• [TO DO]
What is the number of lines containing the word "housing"? Give that number alone.

• [MATERIAL SHOWN]
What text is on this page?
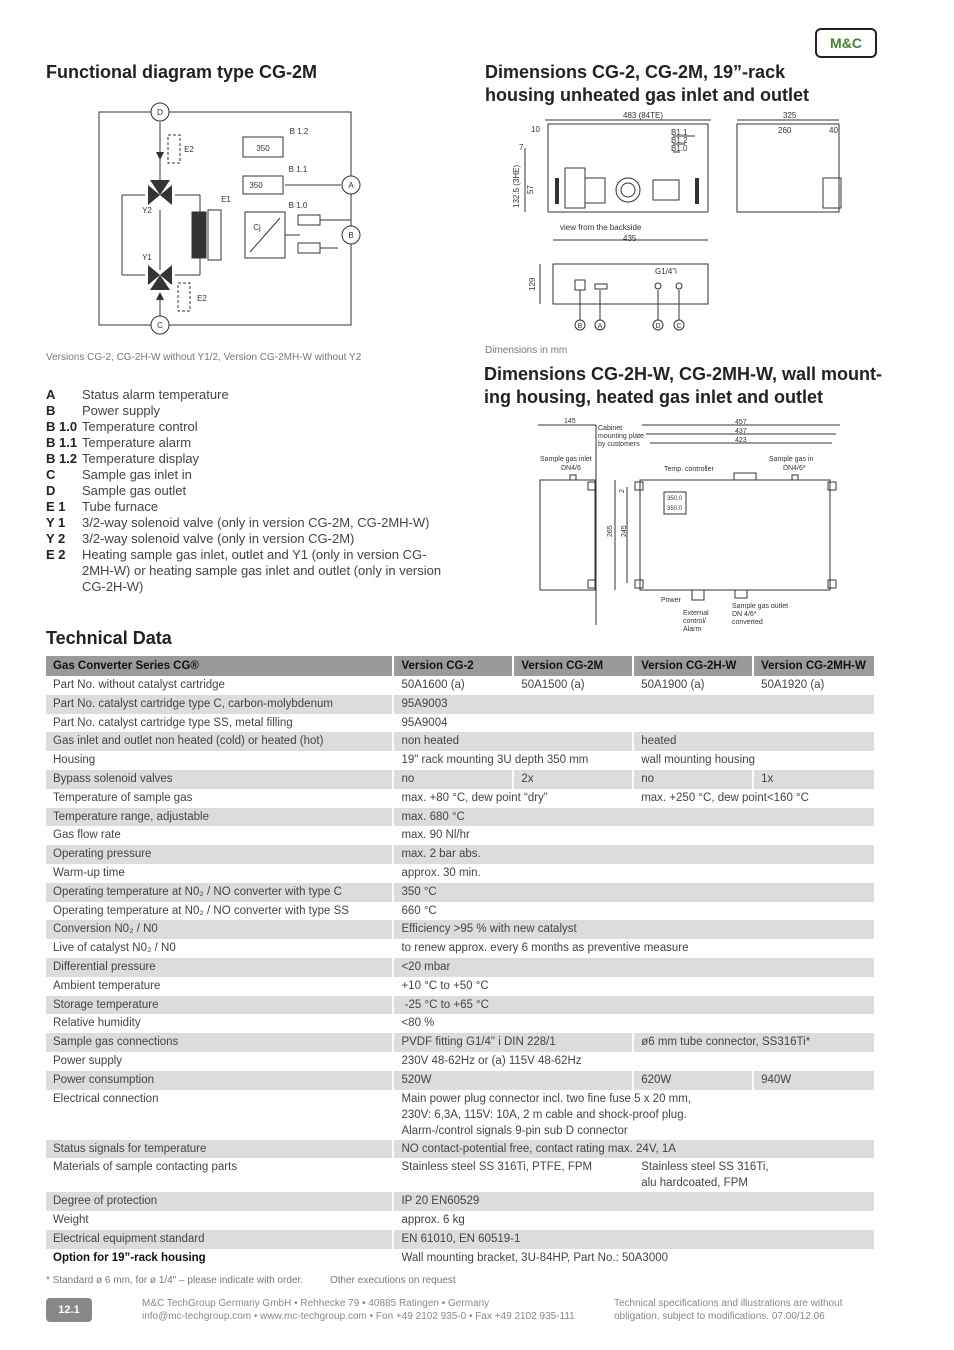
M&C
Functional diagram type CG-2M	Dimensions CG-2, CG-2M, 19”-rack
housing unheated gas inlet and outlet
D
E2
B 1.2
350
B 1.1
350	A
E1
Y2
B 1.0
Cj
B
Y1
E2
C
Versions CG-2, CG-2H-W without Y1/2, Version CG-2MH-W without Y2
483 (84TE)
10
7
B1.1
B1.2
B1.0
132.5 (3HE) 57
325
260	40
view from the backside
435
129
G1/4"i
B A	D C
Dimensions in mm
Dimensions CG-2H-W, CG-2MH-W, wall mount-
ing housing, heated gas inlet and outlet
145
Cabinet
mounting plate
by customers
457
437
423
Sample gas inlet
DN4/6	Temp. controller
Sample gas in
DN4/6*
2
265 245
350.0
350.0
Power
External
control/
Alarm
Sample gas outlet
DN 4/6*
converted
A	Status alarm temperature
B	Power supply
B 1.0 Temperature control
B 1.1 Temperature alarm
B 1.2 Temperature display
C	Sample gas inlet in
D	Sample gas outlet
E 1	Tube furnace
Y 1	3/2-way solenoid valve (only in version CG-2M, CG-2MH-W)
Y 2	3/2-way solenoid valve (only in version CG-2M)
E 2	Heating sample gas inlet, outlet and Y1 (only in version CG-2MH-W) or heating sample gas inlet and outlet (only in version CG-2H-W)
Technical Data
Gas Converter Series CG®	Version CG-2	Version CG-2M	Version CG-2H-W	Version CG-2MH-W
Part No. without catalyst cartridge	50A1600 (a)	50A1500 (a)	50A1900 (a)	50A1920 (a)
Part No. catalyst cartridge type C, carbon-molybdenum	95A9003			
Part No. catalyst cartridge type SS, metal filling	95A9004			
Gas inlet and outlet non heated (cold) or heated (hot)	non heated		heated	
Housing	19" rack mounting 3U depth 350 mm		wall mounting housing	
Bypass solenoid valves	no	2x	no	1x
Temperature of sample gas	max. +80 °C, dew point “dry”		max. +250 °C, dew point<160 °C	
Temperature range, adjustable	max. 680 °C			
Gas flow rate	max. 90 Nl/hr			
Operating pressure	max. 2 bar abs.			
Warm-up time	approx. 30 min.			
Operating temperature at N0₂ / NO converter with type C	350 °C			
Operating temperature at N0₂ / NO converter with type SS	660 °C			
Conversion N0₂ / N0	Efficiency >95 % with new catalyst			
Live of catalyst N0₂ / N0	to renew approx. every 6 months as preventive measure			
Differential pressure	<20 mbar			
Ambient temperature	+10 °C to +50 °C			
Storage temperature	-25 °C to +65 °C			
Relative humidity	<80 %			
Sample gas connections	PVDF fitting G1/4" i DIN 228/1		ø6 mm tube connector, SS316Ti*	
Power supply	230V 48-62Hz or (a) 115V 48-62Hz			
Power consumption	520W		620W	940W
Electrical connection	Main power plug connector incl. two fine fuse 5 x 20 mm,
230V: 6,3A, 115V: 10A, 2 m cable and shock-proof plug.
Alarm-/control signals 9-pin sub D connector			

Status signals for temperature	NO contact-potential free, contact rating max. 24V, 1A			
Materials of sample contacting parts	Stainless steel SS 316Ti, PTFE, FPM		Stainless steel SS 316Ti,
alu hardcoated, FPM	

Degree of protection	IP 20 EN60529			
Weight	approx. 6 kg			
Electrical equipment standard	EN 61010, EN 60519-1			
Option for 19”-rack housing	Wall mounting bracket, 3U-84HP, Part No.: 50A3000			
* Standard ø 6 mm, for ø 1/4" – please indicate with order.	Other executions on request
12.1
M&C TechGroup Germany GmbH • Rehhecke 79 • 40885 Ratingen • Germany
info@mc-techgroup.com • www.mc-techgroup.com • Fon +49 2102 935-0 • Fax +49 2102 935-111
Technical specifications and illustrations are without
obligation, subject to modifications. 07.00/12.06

• [TASK OUTPUT]
4